EXTRACTED MATERIAL —
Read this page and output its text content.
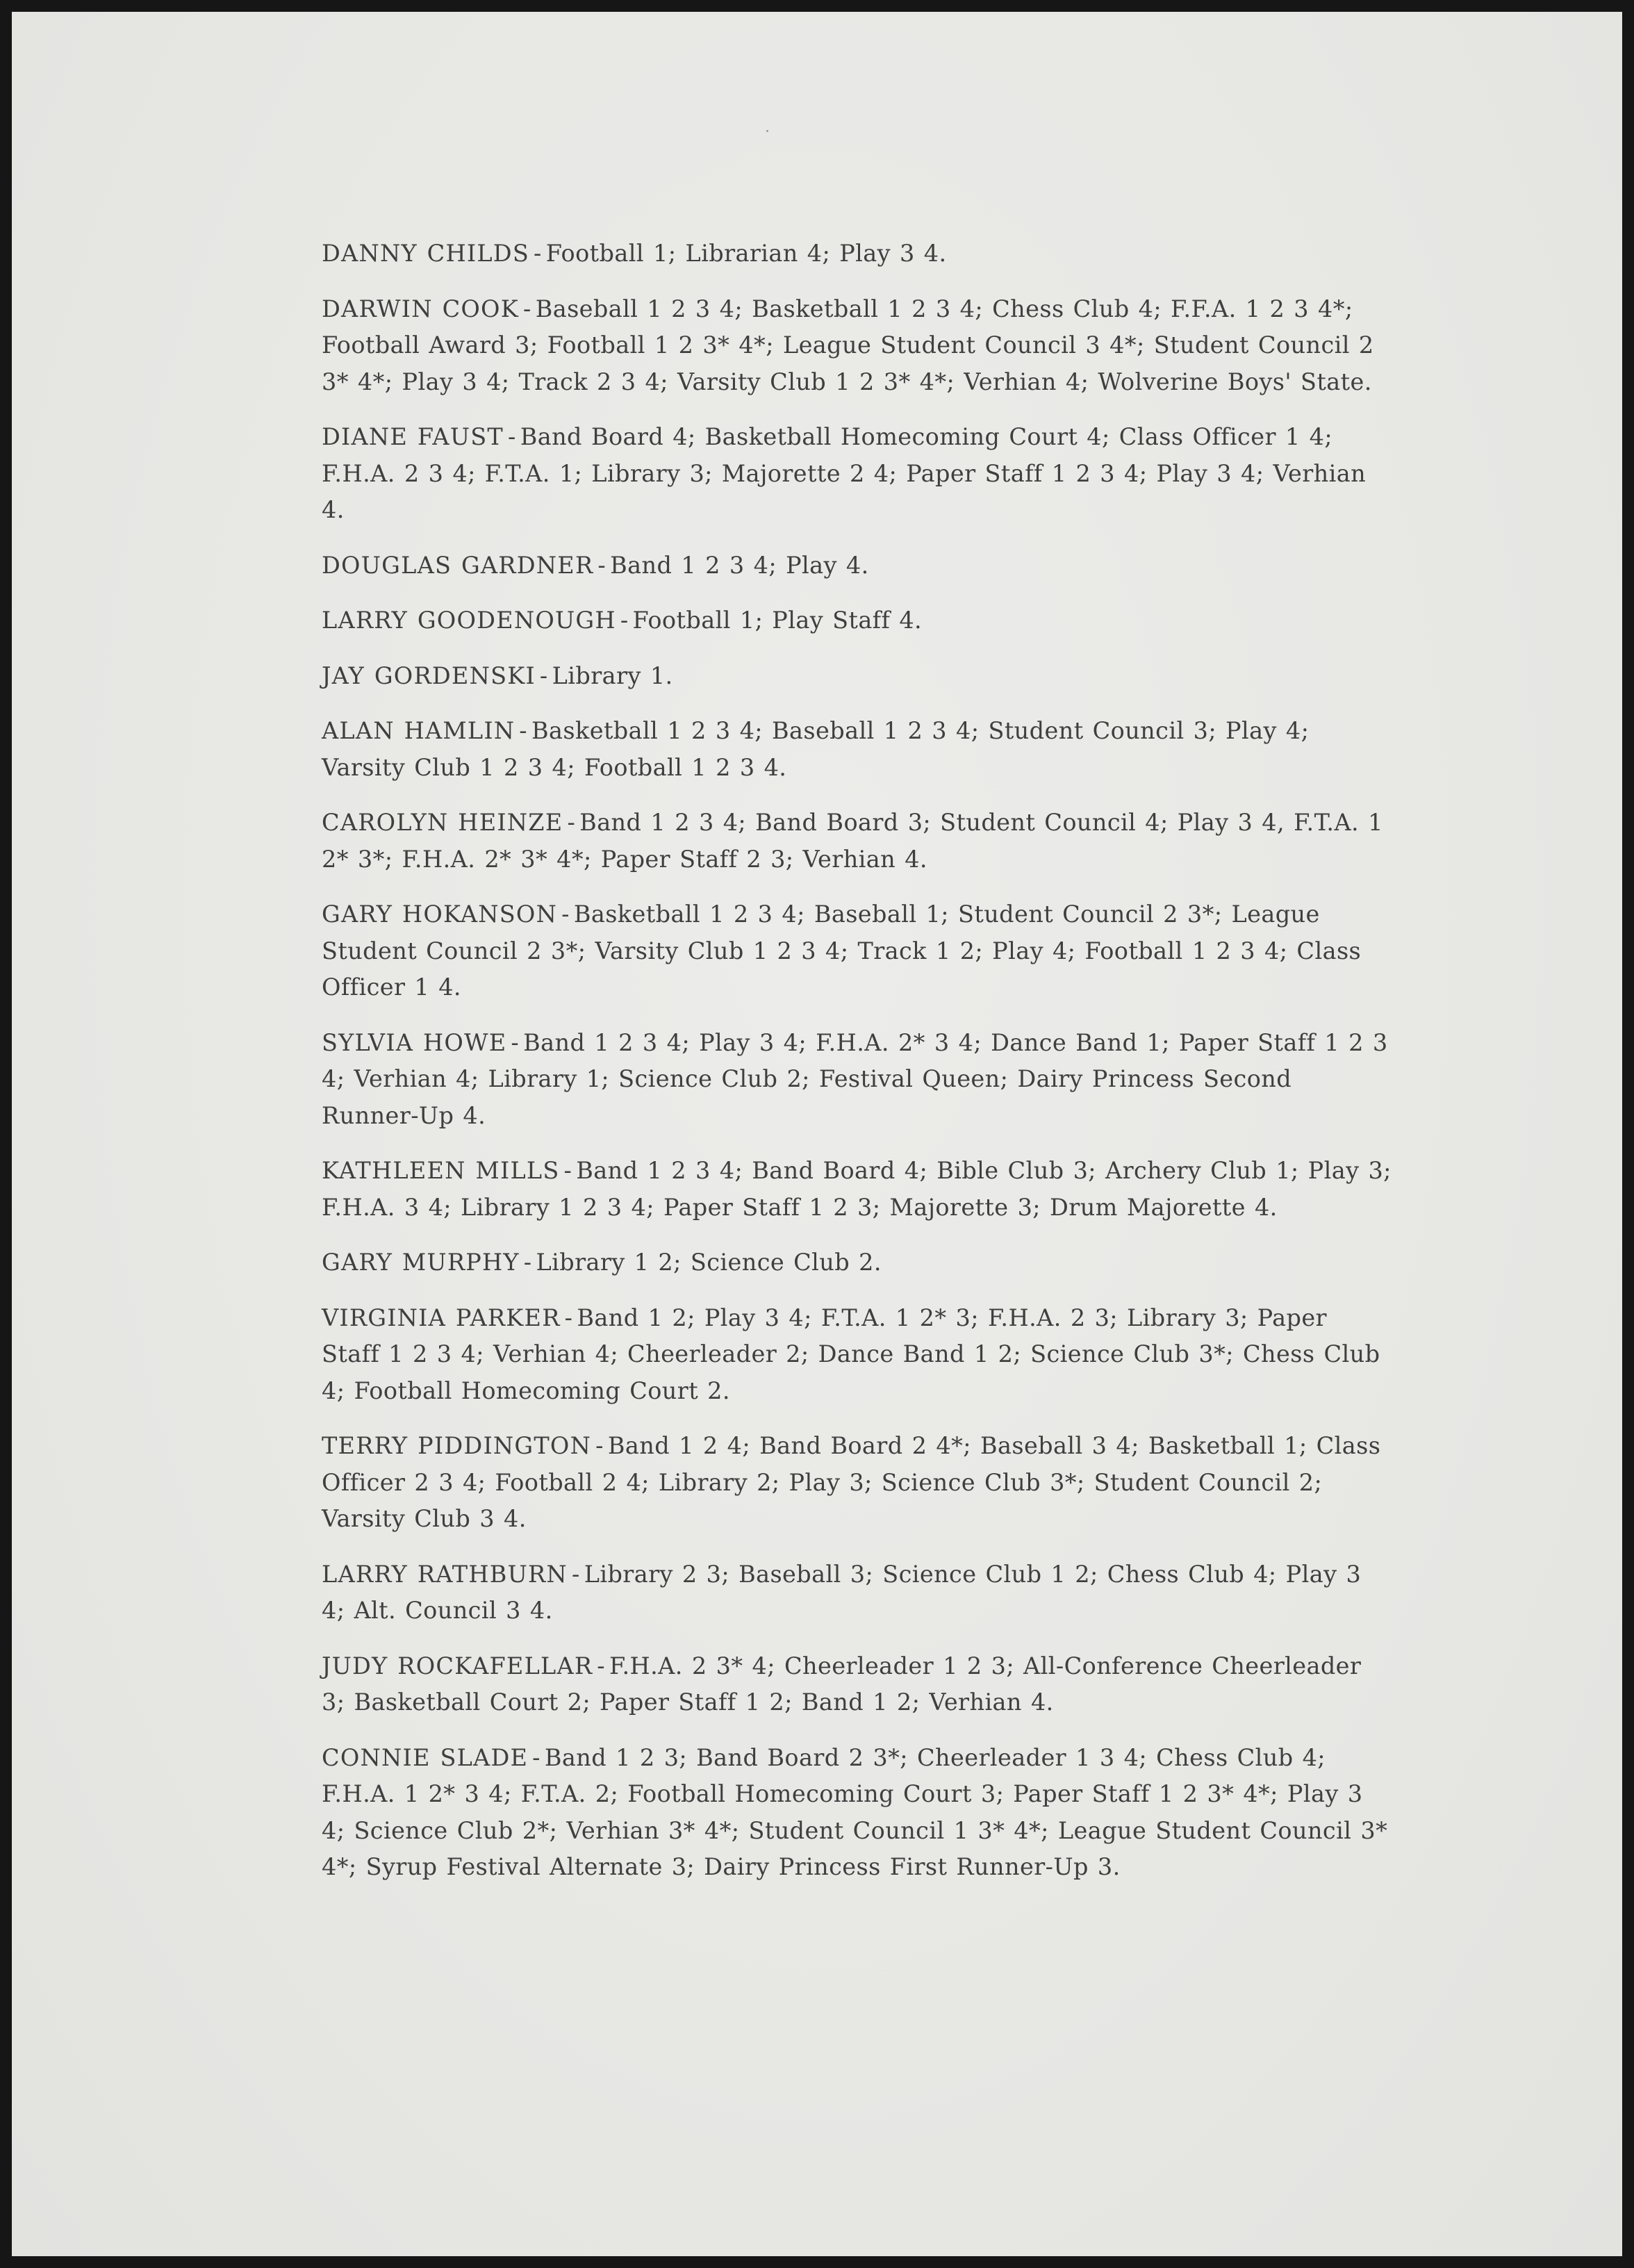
DANNY CHILDS - Football 1; Librarian 4; Play 3 4.
DARWIN COOK - Baseball 1 2 3 4; Basketball 1 2 3 4; Chess Club 4; F.F.A. 1 2 3 4*; Football Award 3; Football 1 2 3* 4*; League Student Council 3 4*; Student Council 2 3* 4*; Play 3 4; Track 2 3 4; Varsity Club 1 2 3* 4*; Verhian 4; Wolverine Boys' State.
DIANE FAUST - Band Board 4; Basketball Homecoming Court 4; Class Officer 1 4; F.H.A. 2 3 4; F.T.A. 1; Library 3; Majorette 2 4; Paper Staff 1 2 3 4; Play 3 4; Verhian 4.
DOUGLAS GARDNER - Band 1 2 3 4; Play 4.
LARRY GOODENOUGH - Football 1; Play Staff 4.
JAY GORDENSKI - Library 1.
ALAN HAMLIN - Basketball 1 2 3 4; Baseball 1 2 3 4; Student Council 3; Play 4; Varsity Club 1 2 3 4; Football 1 2 3 4.
CAROLYN HEINZE - Band 1 2 3 4; Band Board 3; Student Council 4; Play 3 4, F.T.A. 1 2* 3*; F.H.A. 2* 3* 4*; Paper Staff 2 3; Verhian 4.
GARY HOKANSON - Basketball 1 2 3 4; Baseball 1; Student Council 2 3*; League Student Council 2 3*; Varsity Club 1 2 3 4; Track 1 2; Play 4; Football 1 2 3 4; Class Officer 1 4.
SYLVIA HOWE - Band 1 2 3 4; Play 3 4; F.H.A. 2* 3 4; Dance Band 1; Paper Staff 1 2 3 4; Verhian 4; Library 1; Science Club 2; Festival Queen; Dairy Princess Second Runner-Up 4.
KATHLEEN MILLS - Band 1 2 3 4; Band Board 4; Bible Club 3; Archery Club 1; Play 3; F.H.A. 3 4; Library 1 2 3 4; Paper Staff 1 2 3; Majorette 3; Drum Majorette 4.
GARY MURPHY - Library 1 2; Science Club 2.
VIRGINIA PARKER - Band 1 2; Play 3 4; F.T.A. 1 2* 3; F.H.A. 2 3; Library 3; Paper Staff 1 2 3 4; Verhian 4; Cheerleader 2; Dance Band 1 2; Science Club 3*; Chess Club 4; Football Homecoming Court 2.
TERRY PIDDINGTON - Band 1 2 4; Band Board 2 4*; Baseball 3 4; Basketball 1; Class Officer 2 3 4; Football 2 4; Library 2; Play 3; Science Club 3*; Student Council 2; Varsity Club 3 4.
LARRY RATHBURN - Library 2 3; Baseball 3; Science Club 1 2; Chess Club 4; Play 3 4; Alt. Council 3 4.
JUDY ROCKAFELLAR - F.H.A. 2 3* 4; Cheerleader 1 2 3; All-Conference Cheerleader 3; Basketball Court 2; Paper Staff 1 2; Band 1 2; Verhian 4.
CONNIE SLADE - Band 1 2 3; Band Board 2 3*; Cheerleader 1 3 4; Chess Club 4; F.H.A. 1 2* 3 4; F.T.A. 2; Football Homecoming Court 3; Paper Staff 1 2 3* 4*; Play 3 4; Science Club 2*; Verhian 3* 4*; Student Council 1 3* 4*; League Student Council 3* 4*; Syrup Festival Alternate 3; Dairy Princess First Runner-Up 3.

REQUIREMENTS —
Copy out all the records exactly, excluding pictures.

ANSWER TO THE EXERCISE —
Read this page and output its text content.
DANNY CHILDS - Football 1; Librarian 4; Play 3 4.
DARWIN COOK - Baseball 1 2 3 4; Basketball 1 2 3 4; Chess Club 4; F.F.A. 1 2 3 4*; Football Award 3; Football 1 2 3* 4*; League Student Council 3 4*; Student Council 2 3* 4*; Play 3 4; Track 2 3 4; Varsity Club 1 2 3* 4*; Verhian 4; Wolverine Boys' State.
DIANE FAUST - Band Board 4; Basketball Homecoming Court 4; Class Officer 1 4; F.H.A. 2 3 4; F.T.A. 1; Library 3; Majorette 2 4; Paper Staff 1 2 3 4; Play 3 4; Verhian 4.
DOUGLAS GARDNER - Band 1 2 3 4; Play 4.
LARRY GOODENOUGH - Football 1; Play Staff 4.
JAY GORDENSKI - Library 1.
ALAN HAMLIN - Basketball 1 2 3 4; Baseball 1 2 3 4; Student Council 3; Play 4; Varsity Club 1 2 3 4; Football 1 2 3 4.
CAROLYN HEINZE - Band 1 2 3 4; Band Board 3; Student Council 4; Play 3 4, F.T.A. 1 2* 3*; F.H.A. 2* 3* 4*; Paper Staff 2 3; Verhian 4.
GARY HOKANSON - Basketball 1 2 3 4; Baseball 1; Student Council 2 3*; League Student Council 2 3*; Varsity Club 1 2 3 4; Track 1 2; Play 4; Football 1 2 3 4; Class Officer 1 4.
SYLVIA HOWE - Band 1 2 3 4; Play 3 4; F.H.A. 2* 3 4; Dance Band 1; Paper Staff 1 2 3 4; Verhian 4; Library 1; Science Club 2; Festival Queen; Dairy Princess Second Runner-Up 4.
KATHLEEN MILLS - Band 1 2 3 4; Band Board 4; Bible Club 3; Archery Club 1; Play 3; F.H.A. 3 4; Library 1 2 3 4; Paper Staff 1 2 3; Majorette 3; Drum Majorette 4.
GARY MURPHY - Library 1 2; Science Club 2.
VIRGINIA PARKER - Band 1 2; Play 3 4; F.T.A. 1 2* 3; F.H.A. 2 3; Library 3; Paper Staff 1 2 3 4; Verhian 4; Cheerleader 2; Dance Band 1 2; Science Club 3*; Chess Club 4; Football Homecoming Court 2.
TERRY PIDDINGTON - Band 1 2 4; Band Board 2 4*; Baseball 3 4; Basketball 1; Class Officer 2 3 4; Football 2 4; Library 2; Play 3; Science Club 3*; Student Council 2; Varsity Club 3 4.
LARRY RATHBURN - Library 2 3; Baseball 3; Science Club 1 2; Chess Club 4; Play 3 4; Alt. Council 3 4.
JUDY ROCKAFELLAR - F.H.A. 2 3* 4; Cheerleader 1 2 3; All-Conference Cheerleader 3; Basketball Court 2; Paper Staff 1 2; Band 1 2; Verhian 4.
CONNIE SLADE - Band 1 2 3; Band Board 2 3*; Cheerleader 1 3 4; Chess Club 4; F.H.A. 1 2* 3 4; F.T.A. 2; Football Homecoming Court 3; Paper Staff 1 2 3* 4*; Play 3 4; Science Club 2*; Verhian 3* 4*; Student Council 1 3* 4*; League Student Council 3* 4*; Syrup Festival Alternate 3; Dairy Princess First Runner-Up 3.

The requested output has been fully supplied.